▶ _RECORDS FOR PROCESSING_:
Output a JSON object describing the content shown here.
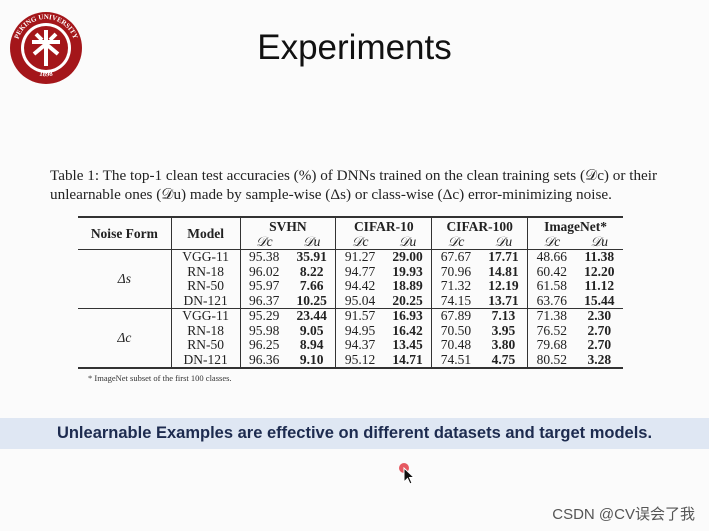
{
  "logo": {
    "text": "PEKING UNIVERSITY",
    "year": "1898"
  },
  "title": "Experiments",
  "caption": "Table 1: The top-1 clean test accuracies (%) of DNNs trained on the clean training sets (𝒟c) or their unlearnable ones (𝒟u) made by sample-wise (Δs) or class-wise (Δc) error-minimizing noise.",
  "table": {
    "columns": [
      "Noise Form",
      "Model"
    ],
    "datasets": [
      "SVHN",
      "CIFAR-10",
      "CIFAR-100",
      "ImageNet*"
    ],
    "subheaders": [
      "𝒟c",
      "𝒟u"
    ],
    "groups": [
      {
        "noise": "Δs",
        "rows": [
          {
            "model": "VGG-11",
            "values": [
              "95.38",
              "35.91",
              "91.27",
              "29.00",
              "67.67",
              "17.71",
              "48.66",
              "11.38"
            ]
          },
          {
            "model": "RN-18",
            "values": [
              "96.02",
              "8.22",
              "94.77",
              "19.93",
              "70.96",
              "14.81",
              "60.42",
              "12.20"
            ]
          },
          {
            "model": "RN-50",
            "values": [
              "95.97",
              "7.66",
              "94.42",
              "18.89",
              "71.32",
              "12.19",
              "61.58",
              "11.12"
            ]
          },
          {
            "model": "DN-121",
            "values": [
              "96.37",
              "10.25",
              "95.04",
              "20.25",
              "74.15",
              "13.71",
              "63.76",
              "15.44"
            ]
          }
        ]
      },
      {
        "noise": "Δc",
        "rows": [
          {
            "model": "VGG-11",
            "values": [
              "95.29",
              "23.44",
              "91.57",
              "16.93",
              "67.89",
              "7.13",
              "71.38",
              "2.30"
            ]
          },
          {
            "model": "RN-18",
            "values": [
              "95.98",
              "9.05",
              "94.95",
              "16.42",
              "70.50",
              "3.95",
              "76.52",
              "2.70"
            ]
          },
          {
            "model": "RN-50",
            "values": [
              "96.25",
              "8.94",
              "94.37",
              "13.45",
              "70.48",
              "3.80",
              "79.68",
              "2.70"
            ]
          },
          {
            "model": "DN-121",
            "values": [
              "96.36",
              "9.10",
              "95.12",
              "14.71",
              "74.51",
              "4.75",
              "80.52",
              "3.28"
            ]
          }
        ]
      }
    ],
    "footnote": "* ImageNet subset of the first 100 classes."
  },
  "banner": "Unlearnable Examples are effective on different datasets and target models.",
  "watermark": "CSDN @CV误会了我"
}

▶ _SET PROBLEM_: An exact transcription of all the entries is required, without the pictures.

▶ _COMPLETE ANSWER_:
Output a JSON object describing the content shown here.
{
  "logo": {
    "text": "PEKING UNIVERSITY",
    "year": "1898"
  },
  "title": "Experiments",
  "caption": "Table 1: The top-1 clean test accuracies (%) of DNNs trained on the clean training sets (𝒟c) or their unlearnable ones (𝒟u) made by sample-wise (Δs) or class-wise (Δc) error-minimizing noise.",
  "table": {
    "columns": [
      "Noise Form",
      "Model"
    ],
    "datasets": [
      "SVHN",
      "CIFAR-10",
      "CIFAR-100",
      "ImageNet*"
    ],
    "subheaders": [
      "𝒟c",
      "𝒟u"
    ],
    "groups": [
      {
        "noise": "Δs",
        "rows": [
          {
            "model": "VGG-11",
            "values": [
              "95.38",
              "35.91",
              "91.27",
              "29.00",
              "67.67",
              "17.71",
              "48.66",
              "11.38"
            ]
          },
          {
            "model": "RN-18",
            "values": [
              "96.02",
              "8.22",
              "94.77",
              "19.93",
              "70.96",
              "14.81",
              "60.42",
              "12.20"
            ]
          },
          {
            "model": "RN-50",
            "values": [
              "95.97",
              "7.66",
              "94.42",
              "18.89",
              "71.32",
              "12.19",
              "61.58",
              "11.12"
            ]
          },
          {
            "model": "DN-121",
            "values": [
              "96.37",
              "10.25",
              "95.04",
              "20.25",
              "74.15",
              "13.71",
              "63.76",
              "15.44"
            ]
          }
        ]
      },
      {
        "noise": "Δc",
        "rows": [
          {
            "model": "VGG-11",
            "values": [
              "95.29",
              "23.44",
              "91.57",
              "16.93",
              "67.89",
              "7.13",
              "71.38",
              "2.30"
            ]
          },
          {
            "model": "RN-18",
            "values": [
              "95.98",
              "9.05",
              "94.95",
              "16.42",
              "70.50",
              "3.95",
              "76.52",
              "2.70"
            ]
          },
          {
            "model": "RN-50",
            "values": [
              "96.25",
              "8.94",
              "94.37",
              "13.45",
              "70.48",
              "3.80",
              "79.68",
              "2.70"
            ]
          },
          {
            "model": "DN-121",
            "values": [
              "96.36",
              "9.10",
              "95.12",
              "14.71",
              "74.51",
              "4.75",
              "80.52",
              "3.28"
            ]
          }
        ]
      }
    ],
    "footnote": "* ImageNet subset of the first 100 classes."
  },
  "banner": "Unlearnable Examples are effective on different datasets and target models.",
  "watermark": "CSDN @CV误会了我"
}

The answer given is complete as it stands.